> _Work to be completed_: Repeat the following records exactly as they appear.
═════ Data records
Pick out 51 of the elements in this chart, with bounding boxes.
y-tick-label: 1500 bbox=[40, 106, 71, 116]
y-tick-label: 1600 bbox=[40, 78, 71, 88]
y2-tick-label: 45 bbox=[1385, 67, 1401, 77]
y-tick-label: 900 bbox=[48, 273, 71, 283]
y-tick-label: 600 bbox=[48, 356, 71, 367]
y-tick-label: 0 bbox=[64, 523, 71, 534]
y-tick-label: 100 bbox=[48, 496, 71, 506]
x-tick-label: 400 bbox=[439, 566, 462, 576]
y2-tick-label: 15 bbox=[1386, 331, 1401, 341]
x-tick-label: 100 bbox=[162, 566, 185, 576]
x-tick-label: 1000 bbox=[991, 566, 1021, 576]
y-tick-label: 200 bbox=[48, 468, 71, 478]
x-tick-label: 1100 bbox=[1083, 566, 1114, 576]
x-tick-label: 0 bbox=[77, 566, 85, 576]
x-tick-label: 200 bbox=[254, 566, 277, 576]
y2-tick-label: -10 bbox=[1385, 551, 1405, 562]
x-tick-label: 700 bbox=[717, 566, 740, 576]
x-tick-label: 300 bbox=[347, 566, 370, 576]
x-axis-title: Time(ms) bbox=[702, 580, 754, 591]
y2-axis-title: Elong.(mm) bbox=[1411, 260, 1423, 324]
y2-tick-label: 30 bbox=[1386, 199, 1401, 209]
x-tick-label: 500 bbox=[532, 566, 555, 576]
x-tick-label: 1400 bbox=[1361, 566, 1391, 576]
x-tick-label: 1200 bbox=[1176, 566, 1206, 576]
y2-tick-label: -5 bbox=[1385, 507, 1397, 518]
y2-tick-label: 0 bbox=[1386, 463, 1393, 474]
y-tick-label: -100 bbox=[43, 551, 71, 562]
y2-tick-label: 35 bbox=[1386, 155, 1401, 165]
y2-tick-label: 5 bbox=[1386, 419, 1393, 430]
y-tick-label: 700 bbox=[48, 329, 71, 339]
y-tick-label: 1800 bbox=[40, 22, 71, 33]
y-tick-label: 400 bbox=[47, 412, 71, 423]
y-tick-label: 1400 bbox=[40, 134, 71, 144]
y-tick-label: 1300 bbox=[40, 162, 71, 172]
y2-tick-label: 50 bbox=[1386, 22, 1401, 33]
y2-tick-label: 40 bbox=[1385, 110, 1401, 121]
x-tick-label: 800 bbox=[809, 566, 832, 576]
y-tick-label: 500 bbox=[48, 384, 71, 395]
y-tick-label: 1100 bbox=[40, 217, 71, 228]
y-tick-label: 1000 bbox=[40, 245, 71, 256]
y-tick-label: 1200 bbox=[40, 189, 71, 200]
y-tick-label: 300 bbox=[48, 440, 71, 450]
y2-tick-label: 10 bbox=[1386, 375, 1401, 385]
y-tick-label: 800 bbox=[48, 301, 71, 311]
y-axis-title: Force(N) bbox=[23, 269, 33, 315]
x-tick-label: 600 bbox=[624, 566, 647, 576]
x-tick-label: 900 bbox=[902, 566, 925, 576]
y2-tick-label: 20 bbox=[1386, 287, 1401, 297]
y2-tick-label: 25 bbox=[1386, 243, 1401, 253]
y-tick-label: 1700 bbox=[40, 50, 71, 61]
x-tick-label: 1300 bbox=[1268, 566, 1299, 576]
══════════
> _Solution for this problem_:
Pick out 51 of the elements in this chart, with bounding boxes.
y-tick-label: 1500 bbox=[40, 106, 71, 116]
y-tick-label: 1600 bbox=[40, 78, 71, 88]
y2-tick-label: 45 bbox=[1385, 67, 1401, 77]
y-tick-label: 900 bbox=[48, 273, 71, 283]
y-tick-label: 600 bbox=[48, 356, 71, 367]
y-tick-label: 0 bbox=[64, 523, 71, 534]
y-tick-label: 100 bbox=[48, 496, 71, 506]
x-tick-label: 400 bbox=[439, 566, 462, 576]
y2-tick-label: 15 bbox=[1386, 331, 1401, 341]
x-tick-label: 100 bbox=[162, 566, 185, 576]
x-tick-label: 1000 bbox=[991, 566, 1021, 576]
y-tick-label: 200 bbox=[48, 468, 71, 478]
x-tick-label: 1100 bbox=[1083, 566, 1114, 576]
x-tick-label: 0 bbox=[77, 566, 85, 576]
x-tick-label: 200 bbox=[254, 566, 277, 576]
y2-tick-label: -10 bbox=[1385, 551, 1405, 562]
x-tick-label: 700 bbox=[717, 566, 740, 576]
x-tick-label: 300 bbox=[347, 566, 370, 576]
x-axis-title: Time(ms) bbox=[702, 580, 754, 591]
y2-axis-title: Elong.(mm) bbox=[1411, 260, 1423, 324]
y2-tick-label: 30 bbox=[1386, 199, 1401, 209]
x-tick-label: 500 bbox=[532, 566, 555, 576]
x-tick-label: 1400 bbox=[1361, 566, 1391, 576]
x-tick-label: 1200 bbox=[1176, 566, 1206, 576]
y2-tick-label: -5 bbox=[1385, 507, 1397, 518]
y2-tick-label: 0 bbox=[1386, 463, 1393, 474]
y-tick-label: -100 bbox=[43, 551, 71, 562]
y2-tick-label: 35 bbox=[1386, 155, 1401, 165]
y2-tick-label: 5 bbox=[1386, 419, 1393, 430]
y-tick-label: 700 bbox=[48, 329, 71, 339]
y-tick-label: 1800 bbox=[40, 22, 71, 33]
y-tick-label: 400 bbox=[47, 412, 71, 423]
y-tick-label: 1400 bbox=[40, 134, 71, 144]
y-tick-label: 1300 bbox=[40, 162, 71, 172]
y2-tick-label: 50 bbox=[1386, 22, 1401, 33]
y2-tick-label: 40 bbox=[1385, 110, 1401, 121]
x-tick-label: 800 bbox=[809, 566, 832, 576]
y-tick-label: 500 bbox=[48, 384, 71, 395]
y-tick-label: 1100 bbox=[40, 217, 71, 228]
y-tick-label: 1000 bbox=[40, 245, 71, 256]
y-tick-label: 1200 bbox=[40, 189, 71, 200]
y-tick-label: 300 bbox=[48, 440, 71, 450]
y2-tick-label: 10 bbox=[1386, 375, 1401, 385]
y-tick-label: 800 bbox=[48, 301, 71, 311]
y-axis-title: Force(N) bbox=[23, 269, 33, 315]
x-tick-label: 600 bbox=[624, 566, 647, 576]
x-tick-label: 900 bbox=[902, 566, 925, 576]
y2-tick-label: 20 bbox=[1386, 287, 1401, 297]
y2-tick-label: 25 bbox=[1386, 243, 1401, 253]
y-tick-label: 1700 bbox=[40, 50, 71, 61]
x-tick-label: 1300 bbox=[1268, 566, 1299, 576]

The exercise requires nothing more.